--- begin Listing ---
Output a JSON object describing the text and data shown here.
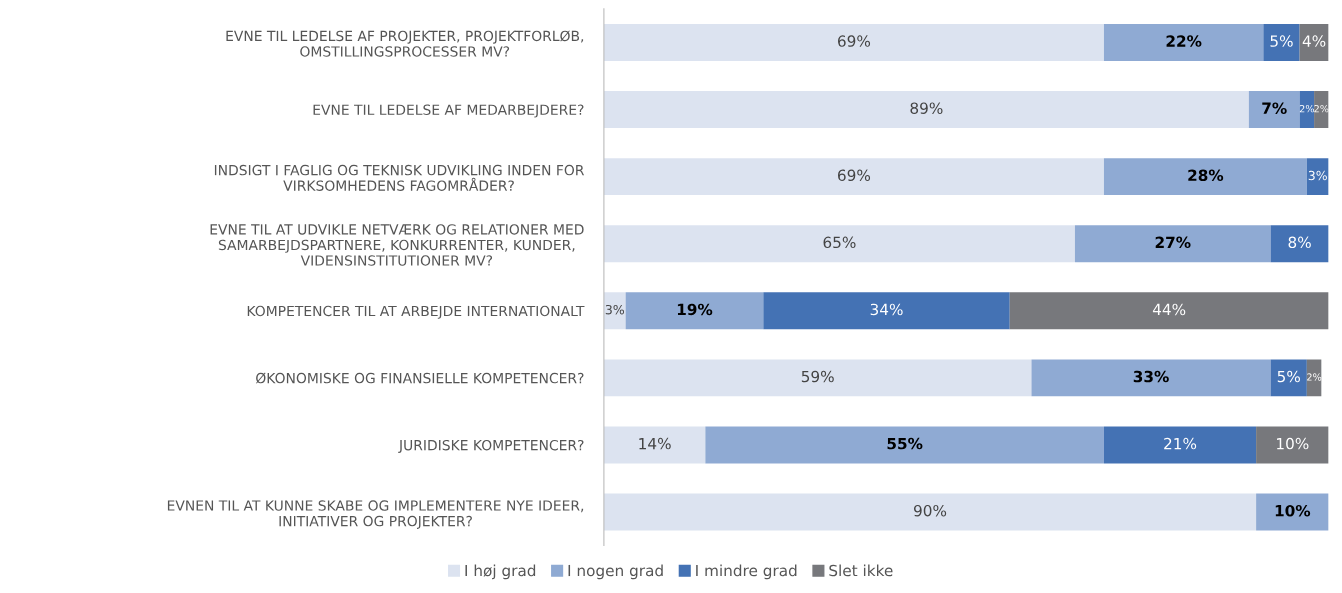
{
  "chart_data": {
    "type": "bar",
    "orientation": "horizontal",
    "stacked": true,
    "legend": "bottom",
    "grid": false,
    "categories": [
      "EVNE TIL LEDELSE AF PROJEKTER, PROJEKTFORLØB,\nOMSTILLINGSPROCESSER MV?",
      "EVNE TIL LEDELSE AF MEDARBEJDERE?",
      "INDSIGT I FAGLIG OG TEKNISK UDVIKLING INDEN FOR\nVIRKSOMHEDENS FAGOMRÅDER?",
      "EVNE TIL AT UDVIKLE NETVÆRK OG RELATIONER MED\nSAMARBEJDSPARTNERE, KONKURRENTER, KUNDER,\nVIDENSINSTITUTIONER MV?",
      "KOMPETENCER TIL AT ARBEJDE INTERNATIONALT",
      "ØKONOMISKE OG FINANSIELLE KOMPETENCER?",
      "JURIDISKE KOMPETENCER?",
      "EVNEN TIL AT KUNNE SKABE OG IMPLEMENTERE NYE IDEER,\nINITIATIVER OG PROJEKTER?"
    ],
    "series": [
      {
        "name": "I høj grad",
        "color": "#dce3f0",
        "values": [
          69,
          89,
          69,
          65,
          3,
          59,
          14,
          90
        ],
        "value_labels": [
          "69%",
          "89%",
          "69%",
          "65%",
          "3%",
          "59%",
          "14%",
          "90%"
        ]
      },
      {
        "name": "I nogen grad",
        "color": "#8faad3",
        "values": [
          22,
          7,
          28,
          27,
          19,
          33,
          55,
          10
        ],
        "value_labels": [
          "22%",
          "7%",
          "28%",
          "27%",
          "19%",
          "33%",
          "55%",
          "10%"
        ]
      },
      {
        "name": "I mindre grad",
        "color": "#4472b4",
        "values": [
          5,
          2,
          3,
          8,
          34,
          5,
          21,
          null
        ],
        "value_labels": [
          "5%",
          "2%",
          "3%",
          "8%",
          "34%",
          "5%",
          "21%",
          null
        ]
      },
      {
        "name": "Slet ikke",
        "color": "#77787c",
        "values": [
          4,
          2,
          null,
          null,
          44,
          2,
          10,
          null
        ],
        "value_labels": [
          "4%",
          "2%",
          null,
          null,
          "44%",
          "2%",
          "10%",
          null
        ]
      }
    ]
  }
}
--- end Listing ---
#### [Stated task]
Identify which lines contain the word "grad" and copy each one.

#### [Output for this task]
        "name": "I høj grad",
        "name": "I nogen grad",
        "name": "I mindre grad",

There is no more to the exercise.